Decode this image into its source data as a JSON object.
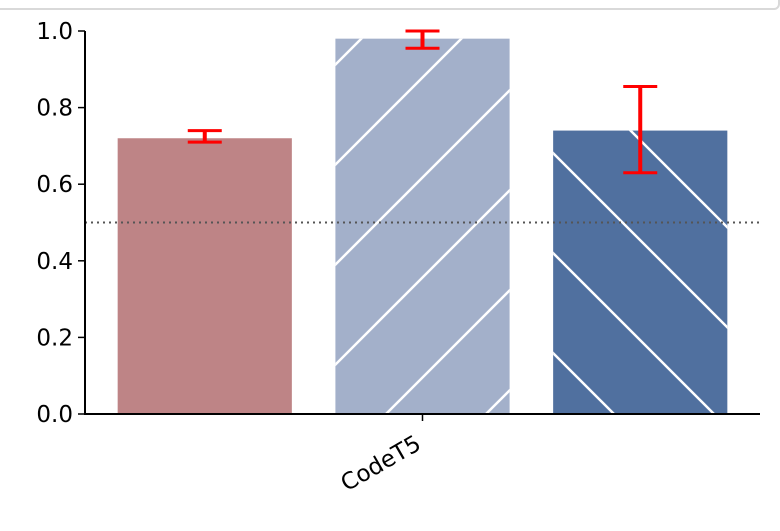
{
  "chart_data": {
    "type": "bar",
    "categories": [
      "CodeT5"
    ],
    "series": [
      {
        "value": 0.72,
        "err_low": 0.71,
        "err_high": 0.74,
        "color": "#be8486",
        "hatch": "none"
      },
      {
        "value": 0.98,
        "err_low": 0.955,
        "err_high": 1.0,
        "color": "#a3b0ca",
        "hatch": "forward"
      },
      {
        "value": 0.74,
        "err_low": 0.63,
        "err_high": 0.855,
        "color": "#50709f",
        "hatch": "back"
      }
    ],
    "reference_line": 0.5,
    "ylim": [
      0,
      1.0
    ],
    "yticks": [
      "0.0",
      "0.2",
      "0.4",
      "0.6",
      "0.8",
      "1.0"
    ],
    "title": "",
    "xlabel": "",
    "ylabel": "",
    "error_bar_color": "#ff0000",
    "legend": "none",
    "grid": false
  }
}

──────────

§ **TASK PROMPT**
Write the listing out a second time exactly, dropping all images.

§ **SOLUTION TO THE EXERCISE**
Decode this image into its source data as a JSON object.
{
  "chart_data": {
    "type": "bar",
    "categories": [
      "CodeT5"
    ],
    "series": [
      {
        "value": 0.72,
        "err_low": 0.71,
        "err_high": 0.74,
        "color": "#be8486",
        "hatch": "none"
      },
      {
        "value": 0.98,
        "err_low": 0.955,
        "err_high": 1.0,
        "color": "#a3b0ca",
        "hatch": "forward"
      },
      {
        "value": 0.74,
        "err_low": 0.63,
        "err_high": 0.855,
        "color": "#50709f",
        "hatch": "back"
      }
    ],
    "reference_line": 0.5,
    "ylim": [
      0,
      1.0
    ],
    "yticks": [
      "0.0",
      "0.2",
      "0.4",
      "0.6",
      "0.8",
      "1.0"
    ],
    "title": "",
    "xlabel": "",
    "ylabel": "",
    "error_bar_color": "#ff0000",
    "legend": "none",
    "grid": false
  }
}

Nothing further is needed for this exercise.